Stored items:
▼
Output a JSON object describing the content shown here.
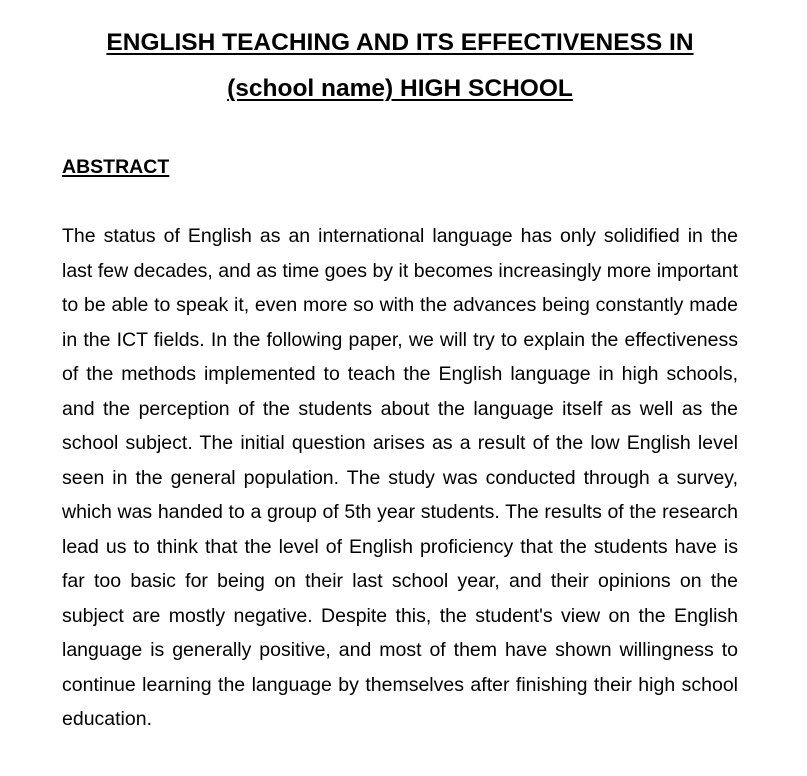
{
  "document": {
    "title_line1": "ENGLISH TEACHING AND ITS EFFECTIVENESS IN",
    "title_line2": "(school name) HIGH SCHOOL",
    "section_heading": "ABSTRACT",
    "abstract_text": "The status of English as an international language has only solidified in the last few decades, and as time goes by it becomes increasingly more important to be able to speak it, even more so with the advances being constantly made in the ICT fields. In the following paper, we will try to explain the effectiveness of the methods implemented to teach the English language in high schools, and the perception of the students about the language itself as well as the school subject. The initial question arises as a result of the low English level seen in the general population. The study was conducted through a survey, which was handed to a group of 5th year students. The results of the research lead us to think that the level of English proficiency that the students have is far too basic for being on their last school year, and their opinions on the subject are mostly negative. Despite this, the student's view on the English language is generally positive, and most of them have shown willingness to continue learning the language by themselves after finishing their high school education."
  }
}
▲
[GOAL] Restate the full listing verbatim and drop every picture.

[FINAL RESULT]
Output a JSON object describing the content shown here.
{
  "document": {
    "title_line1": "ENGLISH TEACHING AND ITS EFFECTIVENESS IN",
    "title_line2": "(school name) HIGH SCHOOL",
    "section_heading": "ABSTRACT",
    "abstract_text": "The status of English as an international language has only solidified in the last few decades, and as time goes by it becomes increasingly more important to be able to speak it, even more so with the advances being constantly made in the ICT fields. In the following paper, we will try to explain the effectiveness of the methods implemented to teach the English language in high schools, and the perception of the students about the language itself as well as the school subject. The initial question arises as a result of the low English level seen in the general population. The study was conducted through a survey, which was handed to a group of 5th year students. The results of the research lead us to think that the level of English proficiency that the students have is far too basic for being on their last school year, and their opinions on the subject are mostly negative. Despite this, the student's view on the English language is generally positive, and most of them have shown willingness to continue learning the language by themselves after finishing their high school education."
  }
}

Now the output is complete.